> [Information supplied]
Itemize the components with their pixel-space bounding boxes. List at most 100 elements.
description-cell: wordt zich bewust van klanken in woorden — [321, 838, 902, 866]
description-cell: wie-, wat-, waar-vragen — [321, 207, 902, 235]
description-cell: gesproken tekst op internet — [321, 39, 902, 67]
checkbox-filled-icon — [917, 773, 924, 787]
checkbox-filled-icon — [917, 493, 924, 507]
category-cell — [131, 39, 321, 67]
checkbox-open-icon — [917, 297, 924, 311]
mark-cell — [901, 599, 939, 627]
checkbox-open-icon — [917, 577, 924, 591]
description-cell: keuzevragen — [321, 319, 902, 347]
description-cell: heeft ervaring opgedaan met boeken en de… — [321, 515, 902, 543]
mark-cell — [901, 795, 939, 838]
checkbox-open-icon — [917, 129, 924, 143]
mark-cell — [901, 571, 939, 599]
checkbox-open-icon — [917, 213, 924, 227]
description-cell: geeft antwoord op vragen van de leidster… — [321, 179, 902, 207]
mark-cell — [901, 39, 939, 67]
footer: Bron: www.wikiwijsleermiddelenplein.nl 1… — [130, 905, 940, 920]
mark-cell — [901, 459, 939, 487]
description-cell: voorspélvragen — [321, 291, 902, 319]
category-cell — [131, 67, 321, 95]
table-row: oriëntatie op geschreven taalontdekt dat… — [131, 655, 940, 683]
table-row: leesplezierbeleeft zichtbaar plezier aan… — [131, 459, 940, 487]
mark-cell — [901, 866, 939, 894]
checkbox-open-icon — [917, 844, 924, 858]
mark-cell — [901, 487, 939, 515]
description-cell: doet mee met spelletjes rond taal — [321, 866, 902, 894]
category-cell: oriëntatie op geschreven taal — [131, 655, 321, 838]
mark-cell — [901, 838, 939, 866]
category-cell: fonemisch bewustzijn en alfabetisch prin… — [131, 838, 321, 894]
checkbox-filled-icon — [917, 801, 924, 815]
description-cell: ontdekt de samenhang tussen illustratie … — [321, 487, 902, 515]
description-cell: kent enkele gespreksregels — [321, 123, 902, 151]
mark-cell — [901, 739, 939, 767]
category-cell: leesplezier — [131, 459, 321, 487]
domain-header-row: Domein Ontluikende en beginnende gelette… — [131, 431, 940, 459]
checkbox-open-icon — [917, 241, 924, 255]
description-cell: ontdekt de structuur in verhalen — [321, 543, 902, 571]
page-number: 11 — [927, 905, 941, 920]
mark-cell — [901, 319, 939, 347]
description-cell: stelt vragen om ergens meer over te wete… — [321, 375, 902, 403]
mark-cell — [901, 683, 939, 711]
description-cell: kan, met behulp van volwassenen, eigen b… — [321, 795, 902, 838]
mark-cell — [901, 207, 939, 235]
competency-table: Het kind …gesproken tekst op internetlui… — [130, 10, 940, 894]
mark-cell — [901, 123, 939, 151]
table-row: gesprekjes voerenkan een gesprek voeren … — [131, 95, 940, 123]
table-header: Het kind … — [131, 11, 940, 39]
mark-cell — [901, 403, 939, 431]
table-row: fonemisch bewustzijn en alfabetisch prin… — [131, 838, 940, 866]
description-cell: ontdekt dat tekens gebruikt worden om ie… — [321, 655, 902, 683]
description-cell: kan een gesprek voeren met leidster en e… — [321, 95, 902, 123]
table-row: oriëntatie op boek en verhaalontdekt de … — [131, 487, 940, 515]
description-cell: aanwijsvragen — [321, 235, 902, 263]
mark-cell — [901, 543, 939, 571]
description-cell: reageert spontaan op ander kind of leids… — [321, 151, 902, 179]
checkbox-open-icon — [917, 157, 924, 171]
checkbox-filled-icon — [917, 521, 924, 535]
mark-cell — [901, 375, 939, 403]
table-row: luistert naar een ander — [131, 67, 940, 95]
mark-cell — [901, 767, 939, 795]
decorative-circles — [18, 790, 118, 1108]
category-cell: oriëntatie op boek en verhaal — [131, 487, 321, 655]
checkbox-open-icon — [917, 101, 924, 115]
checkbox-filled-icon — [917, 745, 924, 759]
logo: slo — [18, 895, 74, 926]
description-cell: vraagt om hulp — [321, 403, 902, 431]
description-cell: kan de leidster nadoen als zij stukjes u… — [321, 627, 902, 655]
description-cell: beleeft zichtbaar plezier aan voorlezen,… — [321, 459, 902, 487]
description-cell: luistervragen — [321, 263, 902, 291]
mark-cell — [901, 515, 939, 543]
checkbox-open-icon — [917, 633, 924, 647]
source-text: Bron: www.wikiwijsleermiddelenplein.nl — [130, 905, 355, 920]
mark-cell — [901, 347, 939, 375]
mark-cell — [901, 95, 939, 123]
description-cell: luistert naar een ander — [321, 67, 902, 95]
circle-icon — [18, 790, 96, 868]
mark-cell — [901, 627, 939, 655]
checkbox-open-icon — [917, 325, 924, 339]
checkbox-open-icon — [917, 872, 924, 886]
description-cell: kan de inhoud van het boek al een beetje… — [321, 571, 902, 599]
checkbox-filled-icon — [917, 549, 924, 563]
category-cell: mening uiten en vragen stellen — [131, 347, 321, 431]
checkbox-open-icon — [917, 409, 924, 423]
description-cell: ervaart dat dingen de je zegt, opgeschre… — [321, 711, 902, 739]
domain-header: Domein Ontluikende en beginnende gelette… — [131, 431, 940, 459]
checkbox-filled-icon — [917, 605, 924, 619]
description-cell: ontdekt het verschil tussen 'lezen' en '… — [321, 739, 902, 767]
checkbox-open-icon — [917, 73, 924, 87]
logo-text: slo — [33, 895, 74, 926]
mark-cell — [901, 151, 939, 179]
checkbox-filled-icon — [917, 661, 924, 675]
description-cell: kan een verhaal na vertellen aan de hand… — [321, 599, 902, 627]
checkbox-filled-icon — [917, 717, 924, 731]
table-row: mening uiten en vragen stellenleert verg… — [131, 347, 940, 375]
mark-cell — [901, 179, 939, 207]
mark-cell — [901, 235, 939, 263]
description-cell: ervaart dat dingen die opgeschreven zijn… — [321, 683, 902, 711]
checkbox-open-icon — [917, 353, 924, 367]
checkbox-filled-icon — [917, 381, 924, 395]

> [What needs to be done]
Quote every line of the records above verbatim, from the first to the last.

> [Finished answer]
Itemize the components with their pixel-space bounding boxes. List at most 100 elements.
description-cell: wordt zich bewust van klanken in woorden — [321, 838, 902, 866]
description-cell: wie-, wat-, waar-vragen — [321, 207, 902, 235]
description-cell: gesproken tekst op internet — [321, 39, 902, 67]
checkbox-filled-icon — [917, 773, 924, 787]
checkbox-filled-icon — [917, 493, 924, 507]
category-cell — [131, 39, 321, 67]
checkbox-open-icon — [917, 297, 924, 311]
mark-cell — [901, 599, 939, 627]
checkbox-open-icon — [917, 577, 924, 591]
description-cell: keuzevragen — [321, 319, 902, 347]
description-cell: heeft ervaring opgedaan met boeken en de… — [321, 515, 902, 543]
mark-cell — [901, 795, 939, 838]
checkbox-open-icon — [917, 129, 924, 143]
mark-cell — [901, 571, 939, 599]
checkbox-open-icon — [917, 213, 924, 227]
description-cell: geeft antwoord op vragen van de leidster… — [321, 179, 902, 207]
mark-cell — [901, 39, 939, 67]
footer: Bron: www.wikiwijsleermiddelenplein.nl 1… — [130, 905, 940, 920]
mark-cell — [901, 459, 939, 487]
description-cell: voorspélvragen — [321, 291, 902, 319]
category-cell — [131, 67, 321, 95]
table-row: oriëntatie op geschreven taalontdekt dat… — [131, 655, 940, 683]
table-row: leesplezierbeleeft zichtbaar plezier aan… — [131, 459, 940, 487]
mark-cell — [901, 866, 939, 894]
checkbox-open-icon — [917, 844, 924, 858]
mark-cell — [901, 487, 939, 515]
description-cell: doet mee met spelletjes rond taal — [321, 866, 902, 894]
category-cell: oriëntatie op geschreven taal — [131, 655, 321, 838]
mark-cell — [901, 838, 939, 866]
category-cell: fonemisch bewustzijn en alfabetisch prin… — [131, 838, 321, 894]
checkbox-filled-icon — [917, 801, 924, 815]
description-cell: ontdekt de samenhang tussen illustratie … — [321, 487, 902, 515]
description-cell: kent enkele gespreksregels — [321, 123, 902, 151]
mark-cell — [901, 739, 939, 767]
category-cell: leesplezier — [131, 459, 321, 487]
domain-header-row: Domein Ontluikende en beginnende gelette… — [131, 431, 940, 459]
checkbox-open-icon — [917, 241, 924, 255]
description-cell: ontdekt de structuur in verhalen — [321, 543, 902, 571]
page-number: 11 — [927, 905, 941, 920]
mark-cell — [901, 319, 939, 347]
description-cell: stelt vragen om ergens meer over te wete… — [321, 375, 902, 403]
mark-cell — [901, 683, 939, 711]
description-cell: kan, met behulp van volwassenen, eigen b… — [321, 795, 902, 838]
mark-cell — [901, 207, 939, 235]
competency-table: Het kind …gesproken tekst op internetlui… — [130, 10, 940, 894]
mark-cell — [901, 123, 939, 151]
table-row: gesprekjes voerenkan een gesprek voeren … — [131, 95, 940, 123]
table-header: Het kind … — [131, 11, 940, 39]
mark-cell — [901, 403, 939, 431]
table-row: fonemisch bewustzijn en alfabetisch prin… — [131, 838, 940, 866]
description-cell: ontdekt dat tekens gebruikt worden om ie… — [321, 655, 902, 683]
description-cell: kan een gesprek voeren met leidster en e… — [321, 95, 902, 123]
table-row: oriëntatie op boek en verhaalontdekt de … — [131, 487, 940, 515]
description-cell: aanwijsvragen — [321, 235, 902, 263]
mark-cell — [901, 543, 939, 571]
description-cell: reageert spontaan op ander kind of leids… — [321, 151, 902, 179]
checkbox-open-icon — [917, 157, 924, 171]
checkbox-filled-icon — [917, 521, 924, 535]
mark-cell — [901, 375, 939, 403]
table-row: luistert naar een ander — [131, 67, 940, 95]
mark-cell — [901, 767, 939, 795]
decorative-circles — [18, 790, 118, 1108]
category-cell: oriëntatie op boek en verhaal — [131, 487, 321, 655]
checkbox-open-icon — [917, 101, 924, 115]
checkbox-filled-icon — [917, 745, 924, 759]
logo: slo — [18, 895, 74, 926]
description-cell: vraagt om hulp — [321, 403, 902, 431]
description-cell: kan de leidster nadoen als zij stukjes u… — [321, 627, 902, 655]
description-cell: beleeft zichtbaar plezier aan voorlezen,… — [321, 459, 902, 487]
description-cell: luistervragen — [321, 263, 902, 291]
mark-cell — [901, 515, 939, 543]
checkbox-open-icon — [917, 633, 924, 647]
source-text: Bron: www.wikiwijsleermiddelenplein.nl — [130, 905, 355, 920]
mark-cell — [901, 347, 939, 375]
mark-cell — [901, 95, 939, 123]
description-cell: luistert naar een ander — [321, 67, 902, 95]
circle-icon — [18, 790, 96, 868]
mark-cell — [901, 627, 939, 655]
checkbox-open-icon — [917, 325, 924, 339]
checkbox-open-icon — [917, 872, 924, 886]
description-cell: kan de inhoud van het boek al een beetje… — [321, 571, 902, 599]
checkbox-filled-icon — [917, 549, 924, 563]
category-cell: mening uiten en vragen stellen — [131, 347, 321, 431]
checkbox-open-icon — [917, 409, 924, 423]
description-cell: ervaart dat dingen de je zegt, opgeschre… — [321, 711, 902, 739]
domain-header: Domein Ontluikende en beginnende gelette… — [131, 431, 940, 459]
checkbox-filled-icon — [917, 605, 924, 619]
description-cell: ontdekt het verschil tussen 'lezen' en '… — [321, 739, 902, 767]
checkbox-open-icon — [917, 73, 924, 87]
logo-text: slo — [33, 895, 74, 926]
mark-cell — [901, 151, 939, 179]
checkbox-filled-icon — [917, 661, 924, 675]
description-cell: kan een verhaal na vertellen aan de hand… — [321, 599, 902, 627]
checkbox-filled-icon — [917, 717, 924, 731]
table-row: mening uiten en vragen stellenleert verg… — [131, 347, 940, 375]
mark-cell — [901, 179, 939, 207]
mark-cell — [901, 235, 939, 263]
description-cell: ervaart dat dingen die opgeschreven zijn… — [321, 683, 902, 711]
checkbox-open-icon — [917, 353, 924, 367]
checkbox-filled-icon — [917, 381, 924, 395]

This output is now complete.